Instructions for the task. Single out the lines of the material that contain "care" and copy them.

Data provided.
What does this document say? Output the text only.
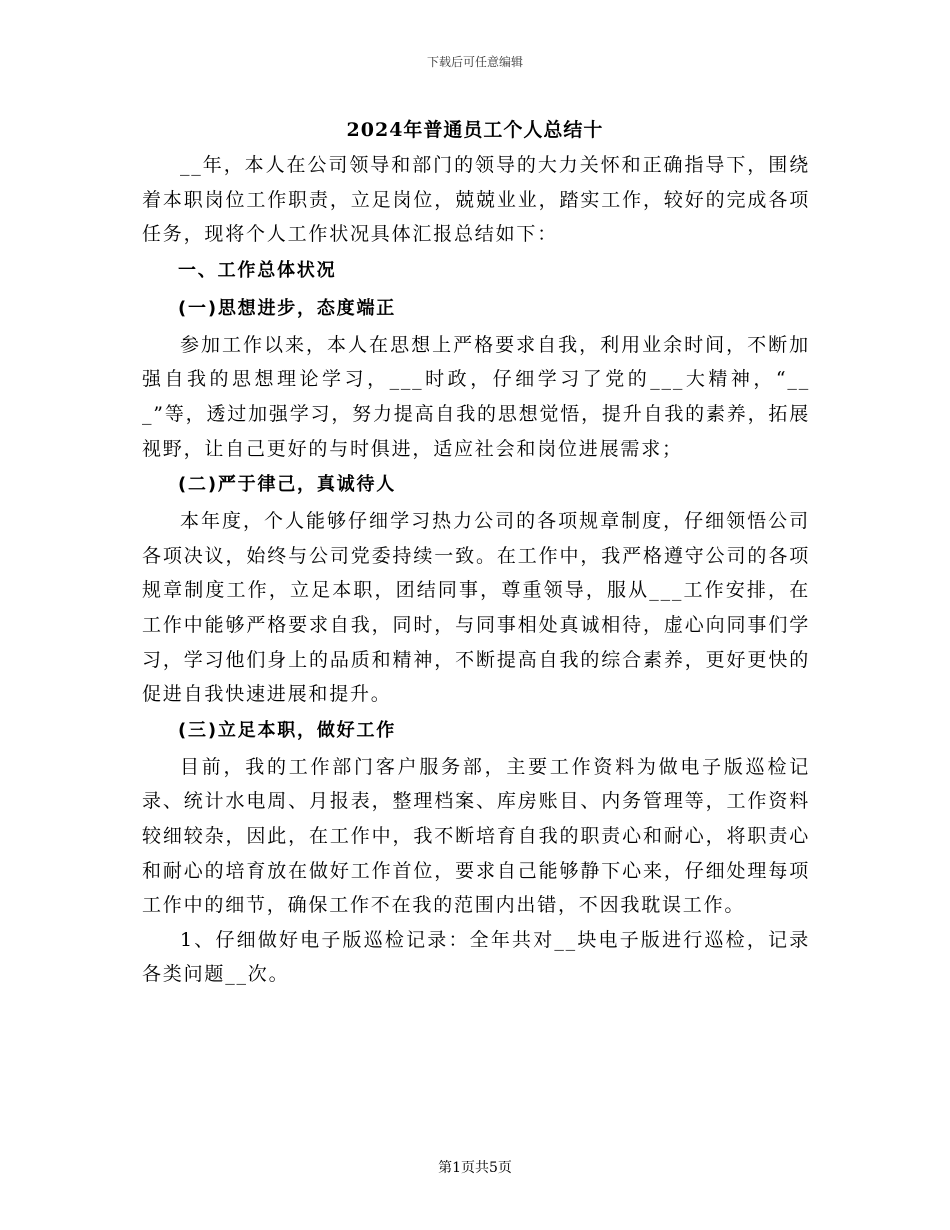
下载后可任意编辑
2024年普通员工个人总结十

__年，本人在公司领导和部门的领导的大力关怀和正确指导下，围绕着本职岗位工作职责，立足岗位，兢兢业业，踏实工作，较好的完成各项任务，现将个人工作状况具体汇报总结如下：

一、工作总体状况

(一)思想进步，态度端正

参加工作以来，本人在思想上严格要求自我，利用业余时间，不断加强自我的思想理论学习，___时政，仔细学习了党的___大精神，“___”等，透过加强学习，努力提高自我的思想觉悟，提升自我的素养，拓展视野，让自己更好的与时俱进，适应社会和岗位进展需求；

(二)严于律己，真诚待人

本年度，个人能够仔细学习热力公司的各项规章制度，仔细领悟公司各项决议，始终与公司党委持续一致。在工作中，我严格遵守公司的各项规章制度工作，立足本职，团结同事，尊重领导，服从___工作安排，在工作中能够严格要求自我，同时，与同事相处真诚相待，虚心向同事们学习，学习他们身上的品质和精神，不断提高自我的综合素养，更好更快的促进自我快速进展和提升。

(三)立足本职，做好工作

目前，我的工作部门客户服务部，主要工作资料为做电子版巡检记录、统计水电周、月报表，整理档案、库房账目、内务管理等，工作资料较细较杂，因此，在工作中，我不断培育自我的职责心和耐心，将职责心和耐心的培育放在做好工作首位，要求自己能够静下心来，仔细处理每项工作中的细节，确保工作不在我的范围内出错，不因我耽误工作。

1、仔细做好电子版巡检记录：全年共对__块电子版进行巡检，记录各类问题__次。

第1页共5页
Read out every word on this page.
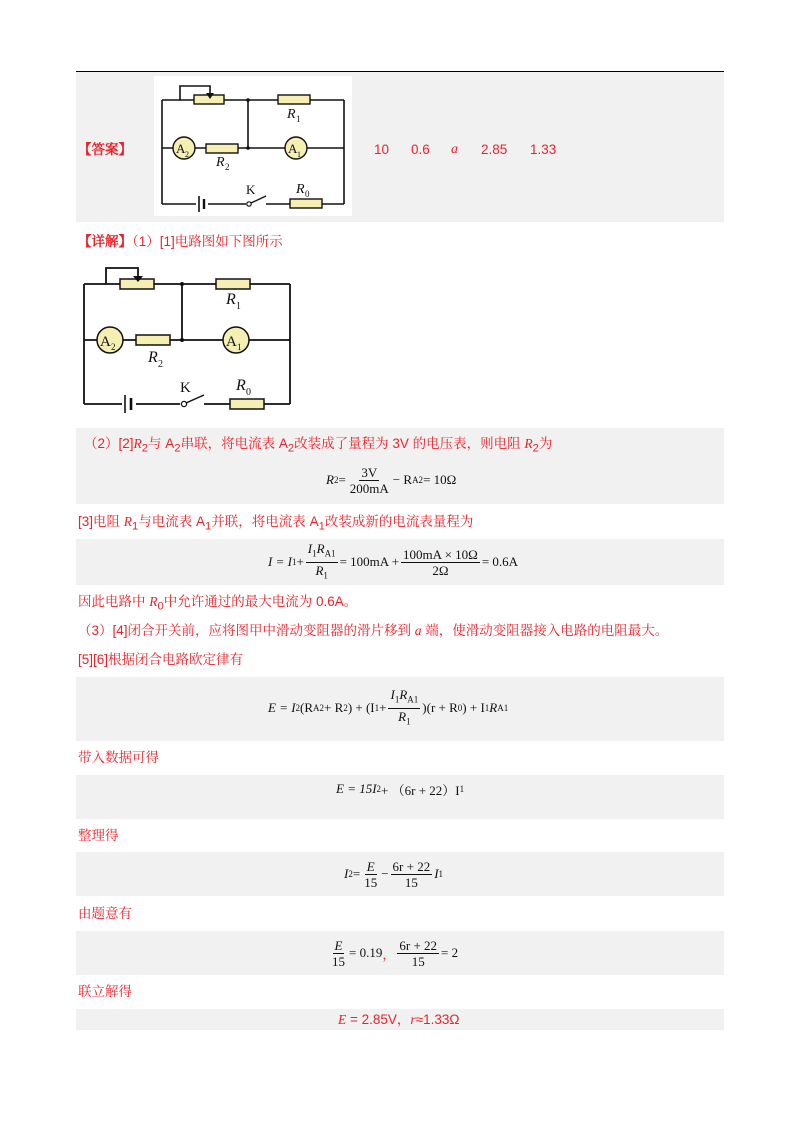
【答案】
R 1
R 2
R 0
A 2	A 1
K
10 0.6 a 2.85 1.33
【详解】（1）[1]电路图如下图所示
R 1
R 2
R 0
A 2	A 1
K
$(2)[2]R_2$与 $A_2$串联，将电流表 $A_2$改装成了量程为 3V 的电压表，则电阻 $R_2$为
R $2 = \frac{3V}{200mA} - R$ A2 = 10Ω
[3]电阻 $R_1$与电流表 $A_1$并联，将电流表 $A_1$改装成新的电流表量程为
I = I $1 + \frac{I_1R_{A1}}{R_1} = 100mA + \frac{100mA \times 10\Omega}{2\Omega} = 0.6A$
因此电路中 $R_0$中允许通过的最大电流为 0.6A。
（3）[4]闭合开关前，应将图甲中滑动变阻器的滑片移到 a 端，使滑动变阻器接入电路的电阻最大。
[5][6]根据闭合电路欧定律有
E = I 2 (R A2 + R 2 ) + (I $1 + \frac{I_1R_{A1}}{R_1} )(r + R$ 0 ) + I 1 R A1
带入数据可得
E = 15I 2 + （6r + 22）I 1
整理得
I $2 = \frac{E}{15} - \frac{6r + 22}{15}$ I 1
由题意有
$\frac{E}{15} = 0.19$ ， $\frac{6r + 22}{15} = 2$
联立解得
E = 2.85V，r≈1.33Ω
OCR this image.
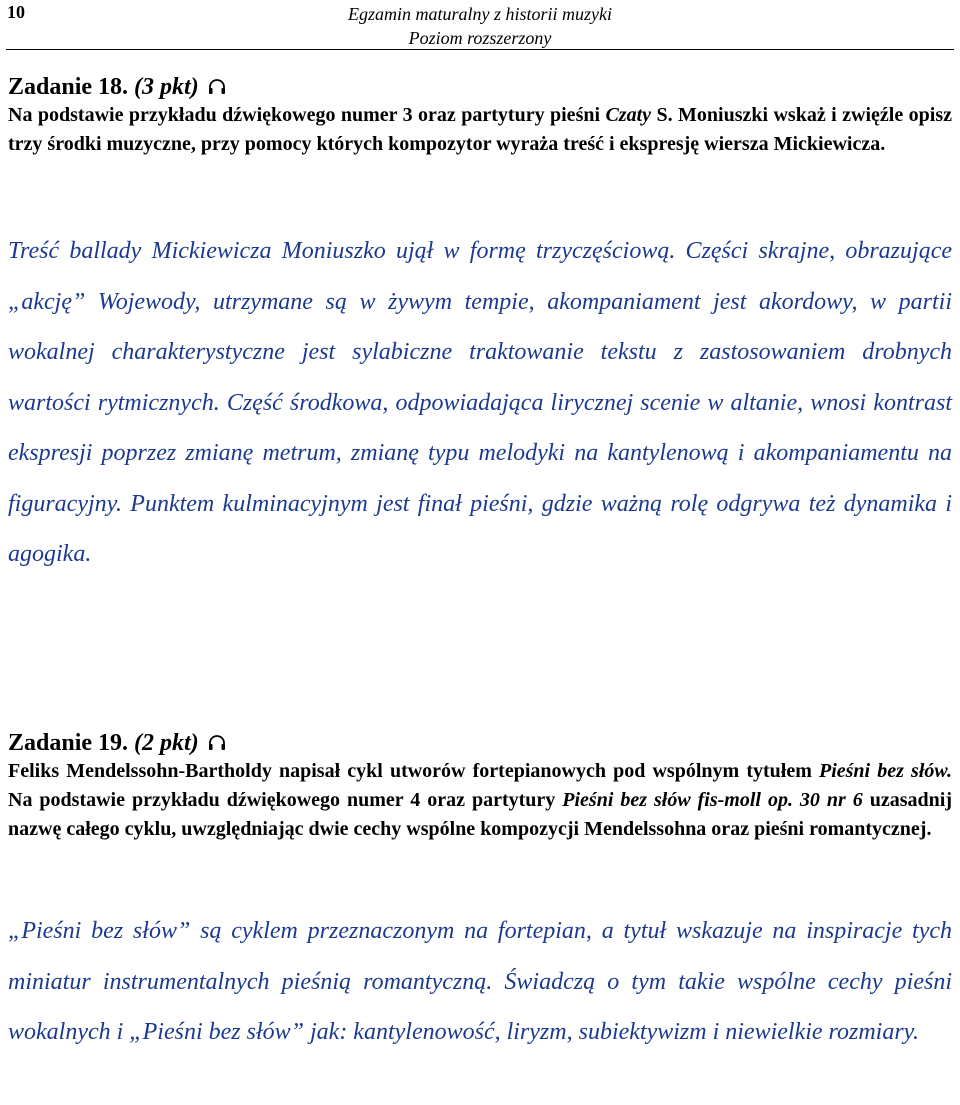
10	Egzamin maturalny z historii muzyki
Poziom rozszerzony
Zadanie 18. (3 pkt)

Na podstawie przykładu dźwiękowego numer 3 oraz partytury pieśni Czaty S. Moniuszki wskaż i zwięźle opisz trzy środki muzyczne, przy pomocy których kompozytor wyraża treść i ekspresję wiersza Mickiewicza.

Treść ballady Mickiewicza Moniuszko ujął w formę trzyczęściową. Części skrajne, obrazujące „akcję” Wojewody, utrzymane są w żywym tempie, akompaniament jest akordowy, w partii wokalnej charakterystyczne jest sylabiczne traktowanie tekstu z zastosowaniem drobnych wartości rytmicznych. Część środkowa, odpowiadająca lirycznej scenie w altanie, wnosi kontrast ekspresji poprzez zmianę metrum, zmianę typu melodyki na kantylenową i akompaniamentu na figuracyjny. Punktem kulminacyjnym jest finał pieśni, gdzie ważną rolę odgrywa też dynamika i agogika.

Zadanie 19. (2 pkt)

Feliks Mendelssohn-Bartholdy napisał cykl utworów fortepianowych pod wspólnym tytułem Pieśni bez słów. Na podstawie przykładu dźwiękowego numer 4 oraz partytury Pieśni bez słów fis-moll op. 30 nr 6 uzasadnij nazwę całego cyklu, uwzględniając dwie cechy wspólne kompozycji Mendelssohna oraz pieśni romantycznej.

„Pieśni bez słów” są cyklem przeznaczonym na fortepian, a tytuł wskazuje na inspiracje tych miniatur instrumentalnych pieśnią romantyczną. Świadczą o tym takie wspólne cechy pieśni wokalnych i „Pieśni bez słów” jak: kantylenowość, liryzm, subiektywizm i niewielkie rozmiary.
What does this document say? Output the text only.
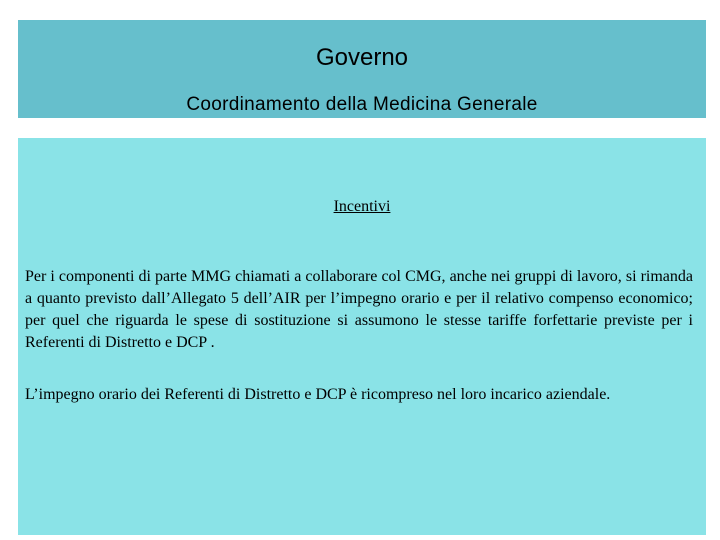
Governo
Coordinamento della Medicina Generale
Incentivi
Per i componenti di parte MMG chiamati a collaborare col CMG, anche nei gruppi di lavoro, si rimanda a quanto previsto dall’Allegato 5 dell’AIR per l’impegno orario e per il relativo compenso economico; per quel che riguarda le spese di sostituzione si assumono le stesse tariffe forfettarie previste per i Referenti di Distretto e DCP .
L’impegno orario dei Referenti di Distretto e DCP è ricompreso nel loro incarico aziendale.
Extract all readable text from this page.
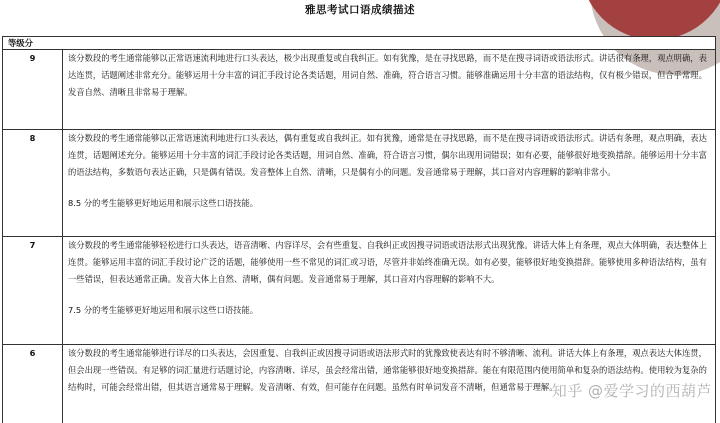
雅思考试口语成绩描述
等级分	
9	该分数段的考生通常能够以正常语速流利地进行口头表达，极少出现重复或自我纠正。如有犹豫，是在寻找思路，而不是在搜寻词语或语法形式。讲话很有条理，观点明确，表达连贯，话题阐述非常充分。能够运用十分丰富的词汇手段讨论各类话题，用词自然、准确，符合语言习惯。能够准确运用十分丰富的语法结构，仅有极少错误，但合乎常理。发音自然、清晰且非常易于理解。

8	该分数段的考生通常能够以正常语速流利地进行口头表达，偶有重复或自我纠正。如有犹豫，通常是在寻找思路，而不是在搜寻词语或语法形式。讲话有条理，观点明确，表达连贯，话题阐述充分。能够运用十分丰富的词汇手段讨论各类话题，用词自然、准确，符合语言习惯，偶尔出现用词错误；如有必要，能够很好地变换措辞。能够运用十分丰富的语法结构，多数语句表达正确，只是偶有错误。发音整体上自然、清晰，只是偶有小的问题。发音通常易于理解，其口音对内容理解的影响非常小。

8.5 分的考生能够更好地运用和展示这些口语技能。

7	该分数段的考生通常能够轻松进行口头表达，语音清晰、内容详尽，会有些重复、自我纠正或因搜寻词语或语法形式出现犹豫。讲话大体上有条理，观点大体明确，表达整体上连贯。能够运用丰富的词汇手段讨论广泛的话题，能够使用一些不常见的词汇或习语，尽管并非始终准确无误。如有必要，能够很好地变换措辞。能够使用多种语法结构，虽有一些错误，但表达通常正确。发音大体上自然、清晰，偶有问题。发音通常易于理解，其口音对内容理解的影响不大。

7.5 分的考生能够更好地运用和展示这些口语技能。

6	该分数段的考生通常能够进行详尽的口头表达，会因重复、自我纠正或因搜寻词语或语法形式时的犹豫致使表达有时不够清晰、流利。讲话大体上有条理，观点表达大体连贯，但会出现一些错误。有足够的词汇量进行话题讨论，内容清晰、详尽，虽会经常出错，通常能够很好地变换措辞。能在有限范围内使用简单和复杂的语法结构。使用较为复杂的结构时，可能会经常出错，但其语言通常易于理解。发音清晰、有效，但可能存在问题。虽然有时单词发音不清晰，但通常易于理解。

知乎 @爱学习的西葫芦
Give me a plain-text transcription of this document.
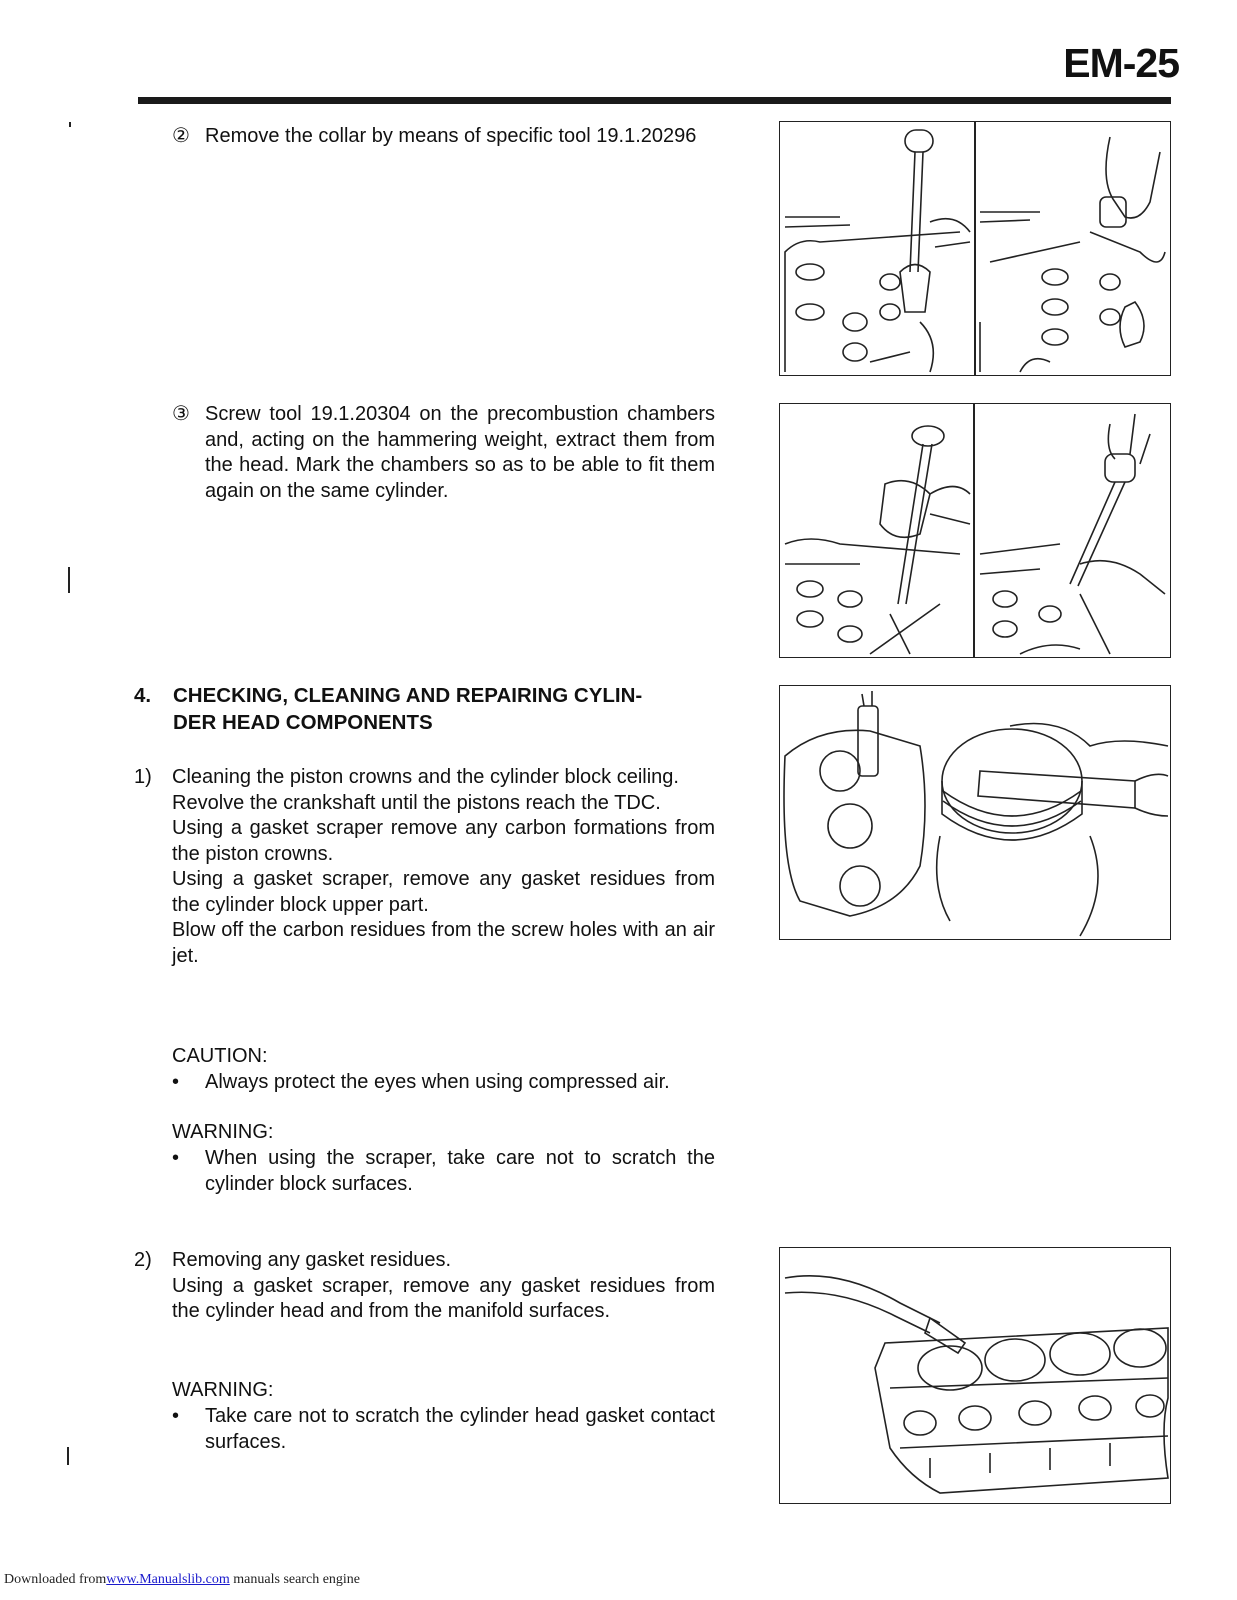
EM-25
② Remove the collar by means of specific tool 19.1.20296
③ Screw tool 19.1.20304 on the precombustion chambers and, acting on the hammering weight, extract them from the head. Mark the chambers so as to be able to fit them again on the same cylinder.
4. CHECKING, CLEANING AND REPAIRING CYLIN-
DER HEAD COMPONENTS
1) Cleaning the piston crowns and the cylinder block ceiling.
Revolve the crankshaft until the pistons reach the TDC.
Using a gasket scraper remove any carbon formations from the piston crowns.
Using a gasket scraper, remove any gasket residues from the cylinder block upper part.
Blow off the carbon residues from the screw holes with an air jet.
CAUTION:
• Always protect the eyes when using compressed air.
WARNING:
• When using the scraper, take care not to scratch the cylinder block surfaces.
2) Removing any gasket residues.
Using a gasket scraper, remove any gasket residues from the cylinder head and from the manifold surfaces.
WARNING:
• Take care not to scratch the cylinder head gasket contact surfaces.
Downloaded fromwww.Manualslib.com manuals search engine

Solution for this task.
• When using the scraper, take care not to scratch the cylinder block surfaces.
• Take care not to scratch the cylinder head gasket contact surfaces.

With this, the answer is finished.